[CHALLENGE] Copy out all the lines in the records that include the word "following".

Collected data
*****

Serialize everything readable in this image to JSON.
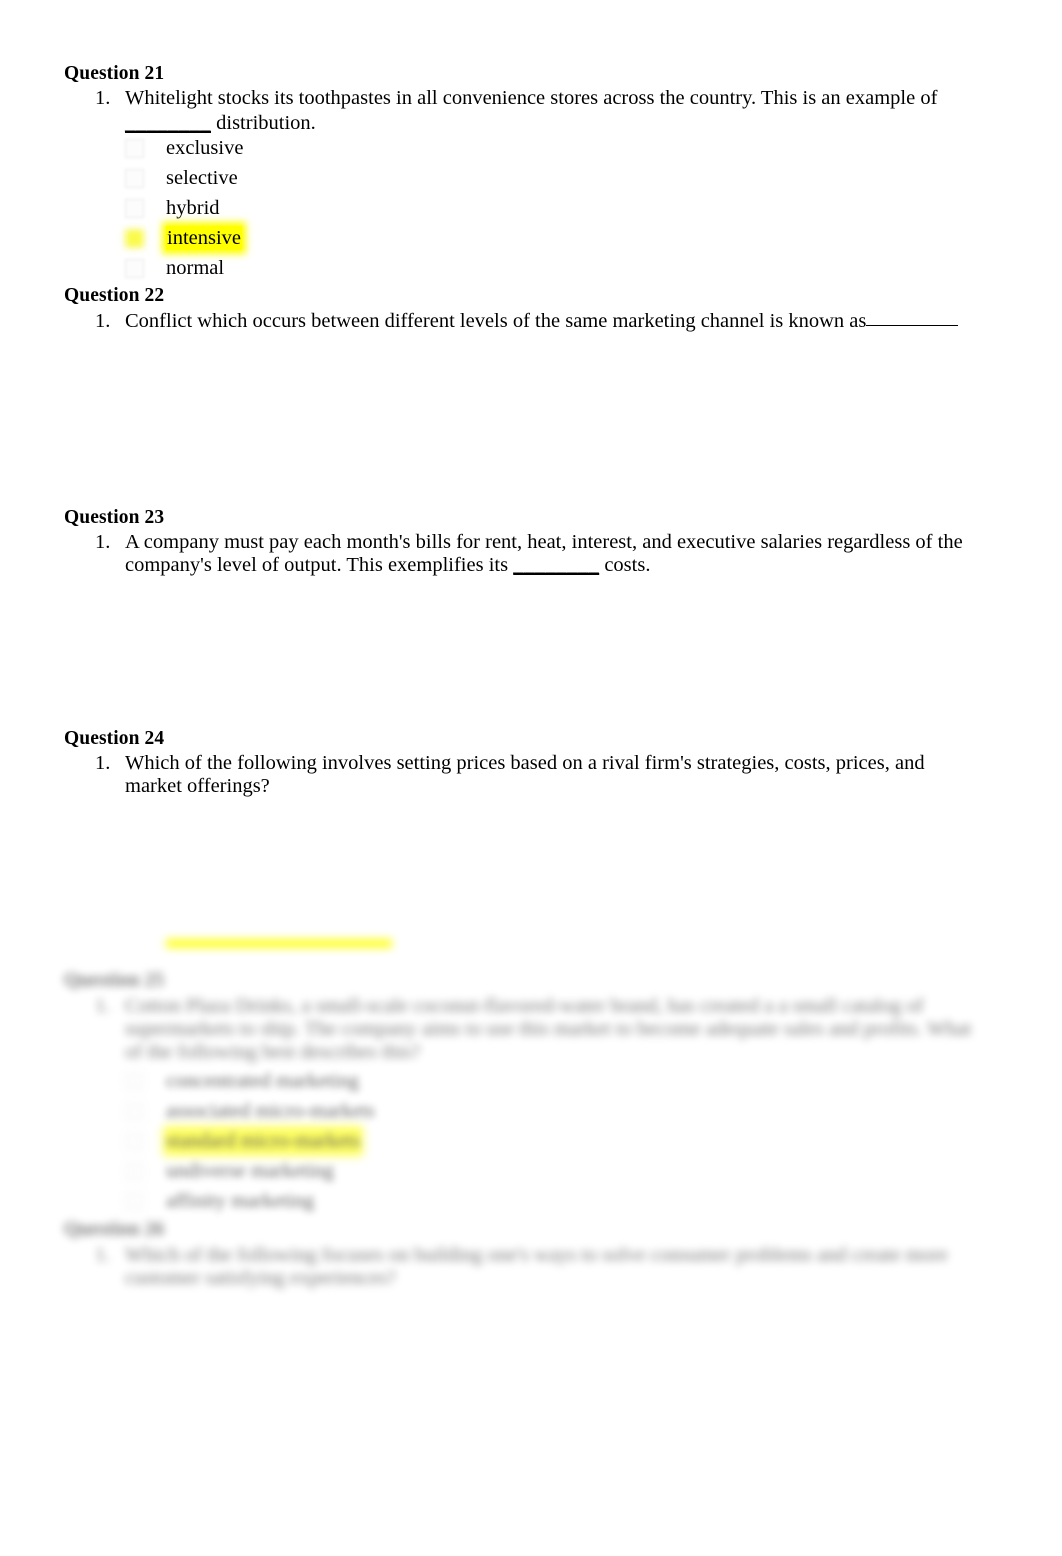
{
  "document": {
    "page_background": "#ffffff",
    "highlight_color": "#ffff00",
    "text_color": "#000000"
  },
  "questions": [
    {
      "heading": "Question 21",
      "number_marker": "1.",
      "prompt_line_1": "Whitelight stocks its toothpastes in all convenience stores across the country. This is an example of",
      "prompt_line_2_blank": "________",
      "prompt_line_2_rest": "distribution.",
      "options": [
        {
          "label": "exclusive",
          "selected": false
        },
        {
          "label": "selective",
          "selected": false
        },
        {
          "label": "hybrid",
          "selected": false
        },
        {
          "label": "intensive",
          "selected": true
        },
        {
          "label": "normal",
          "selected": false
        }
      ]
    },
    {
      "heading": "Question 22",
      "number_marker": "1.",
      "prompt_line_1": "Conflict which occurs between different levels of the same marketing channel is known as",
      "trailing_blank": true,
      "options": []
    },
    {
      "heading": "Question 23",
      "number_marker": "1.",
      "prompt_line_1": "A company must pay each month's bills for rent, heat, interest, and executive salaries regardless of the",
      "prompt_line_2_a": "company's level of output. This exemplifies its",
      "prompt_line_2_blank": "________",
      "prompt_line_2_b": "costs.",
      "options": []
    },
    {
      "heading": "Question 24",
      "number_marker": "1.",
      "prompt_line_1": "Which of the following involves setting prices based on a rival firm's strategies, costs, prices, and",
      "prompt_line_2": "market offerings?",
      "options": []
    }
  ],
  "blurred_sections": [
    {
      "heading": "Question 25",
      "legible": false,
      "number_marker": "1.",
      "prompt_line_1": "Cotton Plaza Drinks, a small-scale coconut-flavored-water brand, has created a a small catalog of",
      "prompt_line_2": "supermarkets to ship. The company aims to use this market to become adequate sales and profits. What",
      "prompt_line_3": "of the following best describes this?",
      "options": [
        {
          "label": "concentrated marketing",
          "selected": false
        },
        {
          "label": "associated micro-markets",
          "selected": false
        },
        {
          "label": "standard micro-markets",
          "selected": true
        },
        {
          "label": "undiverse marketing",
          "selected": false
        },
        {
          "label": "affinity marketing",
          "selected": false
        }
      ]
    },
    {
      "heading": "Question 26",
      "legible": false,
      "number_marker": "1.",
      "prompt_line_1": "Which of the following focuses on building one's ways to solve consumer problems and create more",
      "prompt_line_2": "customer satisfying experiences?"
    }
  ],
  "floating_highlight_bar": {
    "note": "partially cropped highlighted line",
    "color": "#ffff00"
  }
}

*****

[RESPONSE BELOW]
      "prompt_line_1": "Which of the following involves setting prices based on a rival firm's strategies, costs, prices, and",
      "prompt_line_3": "of the following best describes this?",
      "prompt_line_1": "Which of the following focuses on building one's ways to solve consumer problems and create more",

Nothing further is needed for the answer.